§ **EXTRACTED RECORDS**
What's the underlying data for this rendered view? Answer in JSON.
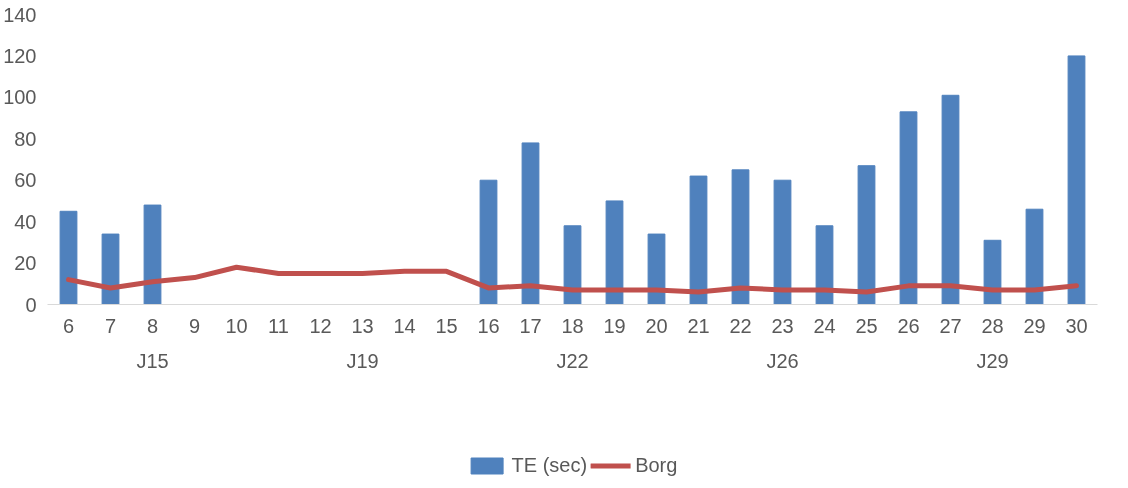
{
  "chart_data": {
    "type": "bar",
    "categories": [
      "6",
      "7",
      "8",
      "9",
      "10",
      "11",
      "12",
      "13",
      "14",
      "15",
      "16",
      "17",
      "18",
      "19",
      "20",
      "21",
      "22",
      "23",
      "24",
      "25",
      "26",
      "27",
      "28",
      "29",
      "30"
    ],
    "series": [
      {
        "name": "TE (sec)",
        "color": "#4f81bd",
        "values": [
          45,
          34,
          48,
          null,
          null,
          null,
          null,
          null,
          null,
          null,
          60,
          78,
          38,
          50,
          34,
          62,
          65,
          60,
          38,
          67,
          93,
          101,
          31,
          46,
          120
        ]
      },
      {
        "name": "Borg",
        "type": "line",
        "color": "#c0504d",
        "values": [
          12,
          8,
          11,
          13,
          18,
          15,
          15,
          15,
          16,
          16,
          8,
          9,
          7,
          7,
          7,
          6,
          8,
          7,
          7,
          6,
          9,
          9,
          7,
          7,
          9
        ]
      }
    ],
    "annotations": [
      "J15",
      "J19",
      "J22",
      "J26",
      "J29"
    ],
    "ylim": [
      0,
      140
    ],
    "yticks": [
      0,
      20,
      40,
      60,
      80,
      100,
      120,
      140
    ],
    "grid": false,
    "legend": "bottom"
  }
}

§ **WHAT YOU NEED TO DO**
Extract the full listing exactly, with the pictures left out.

§ **FULL ANSWER**
What's the underlying data for this rendered view? Answer in JSON.
{
  "chart_data": {
    "type": "bar",
    "categories": [
      "6",
      "7",
      "8",
      "9",
      "10",
      "11",
      "12",
      "13",
      "14",
      "15",
      "16",
      "17",
      "18",
      "19",
      "20",
      "21",
      "22",
      "23",
      "24",
      "25",
      "26",
      "27",
      "28",
      "29",
      "30"
    ],
    "series": [
      {
        "name": "TE (sec)",
        "color": "#4f81bd",
        "values": [
          45,
          34,
          48,
          null,
          null,
          null,
          null,
          null,
          null,
          null,
          60,
          78,
          38,
          50,
          34,
          62,
          65,
          60,
          38,
          67,
          93,
          101,
          31,
          46,
          120
        ]
      },
      {
        "name": "Borg",
        "type": "line",
        "color": "#c0504d",
        "values": [
          12,
          8,
          11,
          13,
          18,
          15,
          15,
          15,
          16,
          16,
          8,
          9,
          7,
          7,
          7,
          6,
          8,
          7,
          7,
          6,
          9,
          9,
          7,
          7,
          9
        ]
      }
    ],
    "annotations": [
      "J15",
      "J19",
      "J22",
      "J26",
      "J29"
    ],
    "ylim": [
      0,
      140
    ],
    "yticks": [
      0,
      20,
      40,
      60,
      80,
      100,
      120,
      140
    ],
    "grid": false,
    "legend": "bottom"
  }
}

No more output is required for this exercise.